* DATA SUPPLIED *

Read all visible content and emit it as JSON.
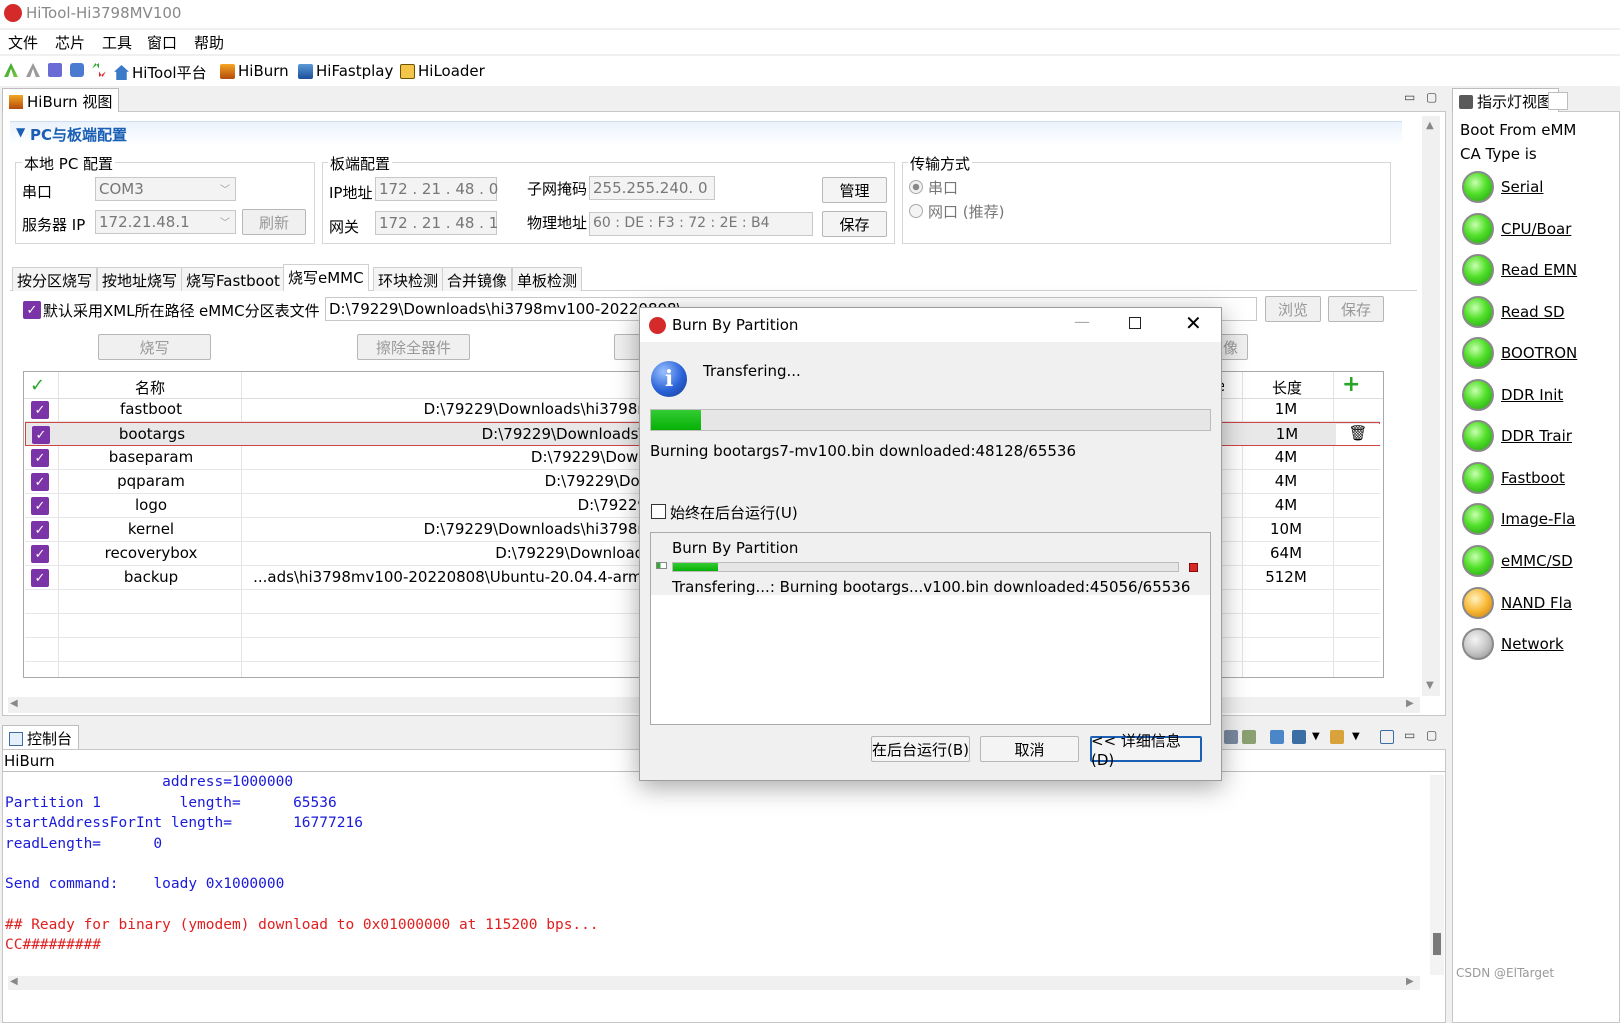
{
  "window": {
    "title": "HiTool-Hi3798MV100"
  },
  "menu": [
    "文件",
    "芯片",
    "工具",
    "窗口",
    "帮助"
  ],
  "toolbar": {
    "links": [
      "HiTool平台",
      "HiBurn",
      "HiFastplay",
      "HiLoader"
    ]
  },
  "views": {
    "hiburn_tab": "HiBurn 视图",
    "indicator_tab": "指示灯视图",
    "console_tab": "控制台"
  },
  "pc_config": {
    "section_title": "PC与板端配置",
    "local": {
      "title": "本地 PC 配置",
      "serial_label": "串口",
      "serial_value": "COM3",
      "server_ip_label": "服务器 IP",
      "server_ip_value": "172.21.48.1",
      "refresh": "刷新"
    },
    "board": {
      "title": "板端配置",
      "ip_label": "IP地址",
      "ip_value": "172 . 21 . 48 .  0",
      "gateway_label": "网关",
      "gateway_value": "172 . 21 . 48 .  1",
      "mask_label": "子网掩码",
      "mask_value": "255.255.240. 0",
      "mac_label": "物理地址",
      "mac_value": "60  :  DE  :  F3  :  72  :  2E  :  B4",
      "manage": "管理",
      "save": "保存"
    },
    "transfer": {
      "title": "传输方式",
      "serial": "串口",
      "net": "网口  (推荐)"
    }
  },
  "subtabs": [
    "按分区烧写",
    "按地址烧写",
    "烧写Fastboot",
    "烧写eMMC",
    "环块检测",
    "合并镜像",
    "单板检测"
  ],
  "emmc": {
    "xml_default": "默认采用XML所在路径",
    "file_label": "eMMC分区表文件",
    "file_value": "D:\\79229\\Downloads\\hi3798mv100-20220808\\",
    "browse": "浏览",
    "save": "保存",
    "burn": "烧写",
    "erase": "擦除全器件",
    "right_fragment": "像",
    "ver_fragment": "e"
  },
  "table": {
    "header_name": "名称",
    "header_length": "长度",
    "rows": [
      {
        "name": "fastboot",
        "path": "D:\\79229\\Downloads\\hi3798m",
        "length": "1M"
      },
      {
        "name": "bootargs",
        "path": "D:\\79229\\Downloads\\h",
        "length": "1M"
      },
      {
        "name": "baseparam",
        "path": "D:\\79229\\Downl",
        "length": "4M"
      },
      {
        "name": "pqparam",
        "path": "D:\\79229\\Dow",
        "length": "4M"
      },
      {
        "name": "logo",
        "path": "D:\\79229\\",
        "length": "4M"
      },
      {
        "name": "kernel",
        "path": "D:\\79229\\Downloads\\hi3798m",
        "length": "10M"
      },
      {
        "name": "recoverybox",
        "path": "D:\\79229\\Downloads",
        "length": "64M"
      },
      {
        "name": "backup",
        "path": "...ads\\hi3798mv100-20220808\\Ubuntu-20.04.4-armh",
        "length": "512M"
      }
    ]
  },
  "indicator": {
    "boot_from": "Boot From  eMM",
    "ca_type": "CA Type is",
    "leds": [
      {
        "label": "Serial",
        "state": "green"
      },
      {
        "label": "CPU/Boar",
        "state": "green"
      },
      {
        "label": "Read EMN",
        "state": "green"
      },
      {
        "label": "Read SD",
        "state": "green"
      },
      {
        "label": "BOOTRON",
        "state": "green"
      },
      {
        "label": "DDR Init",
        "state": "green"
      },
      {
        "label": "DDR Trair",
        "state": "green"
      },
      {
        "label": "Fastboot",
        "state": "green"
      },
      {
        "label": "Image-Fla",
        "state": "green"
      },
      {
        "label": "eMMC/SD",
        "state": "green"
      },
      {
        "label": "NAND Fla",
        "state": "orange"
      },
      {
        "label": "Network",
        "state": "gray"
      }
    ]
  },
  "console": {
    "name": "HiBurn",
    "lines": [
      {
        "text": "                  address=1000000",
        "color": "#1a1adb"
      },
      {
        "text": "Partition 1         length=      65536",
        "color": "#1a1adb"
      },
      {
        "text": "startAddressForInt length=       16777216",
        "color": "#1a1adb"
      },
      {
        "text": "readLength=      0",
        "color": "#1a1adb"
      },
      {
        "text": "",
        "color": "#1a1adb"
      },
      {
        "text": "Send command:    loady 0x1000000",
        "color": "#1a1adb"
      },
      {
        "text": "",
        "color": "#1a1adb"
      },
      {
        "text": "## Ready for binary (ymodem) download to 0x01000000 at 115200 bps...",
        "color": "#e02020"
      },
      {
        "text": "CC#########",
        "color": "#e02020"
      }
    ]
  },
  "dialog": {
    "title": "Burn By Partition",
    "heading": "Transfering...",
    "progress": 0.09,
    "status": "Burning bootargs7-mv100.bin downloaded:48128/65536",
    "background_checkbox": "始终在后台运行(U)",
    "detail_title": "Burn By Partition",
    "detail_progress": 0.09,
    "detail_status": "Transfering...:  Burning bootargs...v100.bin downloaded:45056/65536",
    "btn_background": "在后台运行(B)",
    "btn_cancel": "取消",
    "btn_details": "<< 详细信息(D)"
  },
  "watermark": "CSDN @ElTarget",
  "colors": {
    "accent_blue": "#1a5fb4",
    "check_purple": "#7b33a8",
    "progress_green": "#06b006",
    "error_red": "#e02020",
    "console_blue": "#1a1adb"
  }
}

--

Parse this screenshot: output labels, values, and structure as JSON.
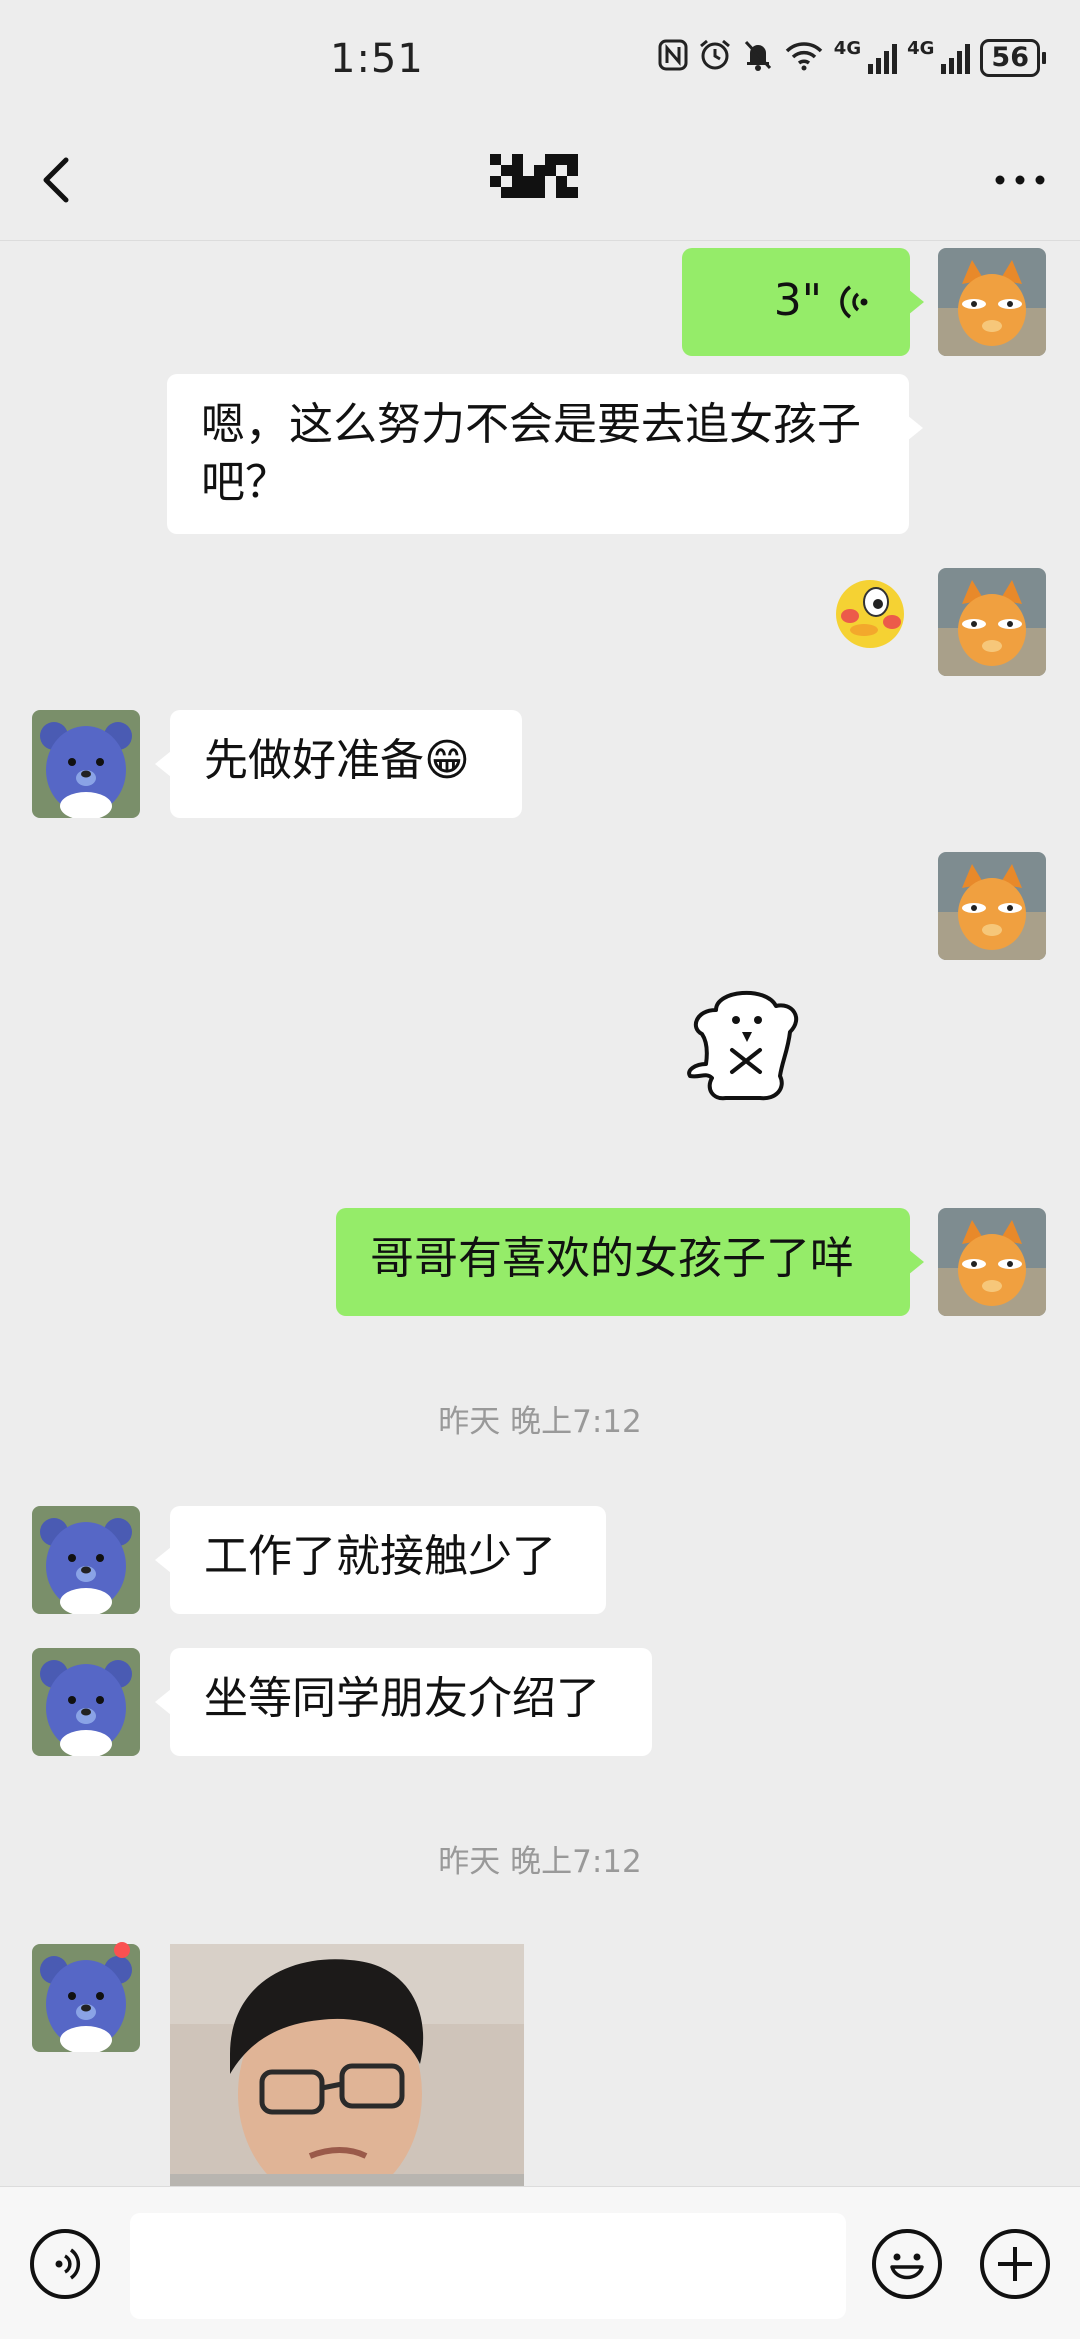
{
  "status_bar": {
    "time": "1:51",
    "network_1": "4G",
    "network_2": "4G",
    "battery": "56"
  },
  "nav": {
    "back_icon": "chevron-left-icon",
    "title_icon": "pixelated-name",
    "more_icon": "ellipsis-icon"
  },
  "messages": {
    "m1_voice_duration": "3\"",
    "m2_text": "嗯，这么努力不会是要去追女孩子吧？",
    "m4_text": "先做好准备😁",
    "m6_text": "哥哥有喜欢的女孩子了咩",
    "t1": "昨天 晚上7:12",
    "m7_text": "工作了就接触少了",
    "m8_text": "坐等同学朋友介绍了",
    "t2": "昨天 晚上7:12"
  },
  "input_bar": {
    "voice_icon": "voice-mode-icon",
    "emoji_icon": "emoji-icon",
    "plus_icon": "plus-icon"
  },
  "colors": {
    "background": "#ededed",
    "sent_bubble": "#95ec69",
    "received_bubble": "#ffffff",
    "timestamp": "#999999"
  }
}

* SHORT PROBLEM *
Show all lines from the records above where the word "Partition" occurs.

* RESPONSE TO THIS TASK *
        "text": "Partition 1         length=      65536",
    "title": "Burn By Partition",
    "detail_title": "Burn By Partition",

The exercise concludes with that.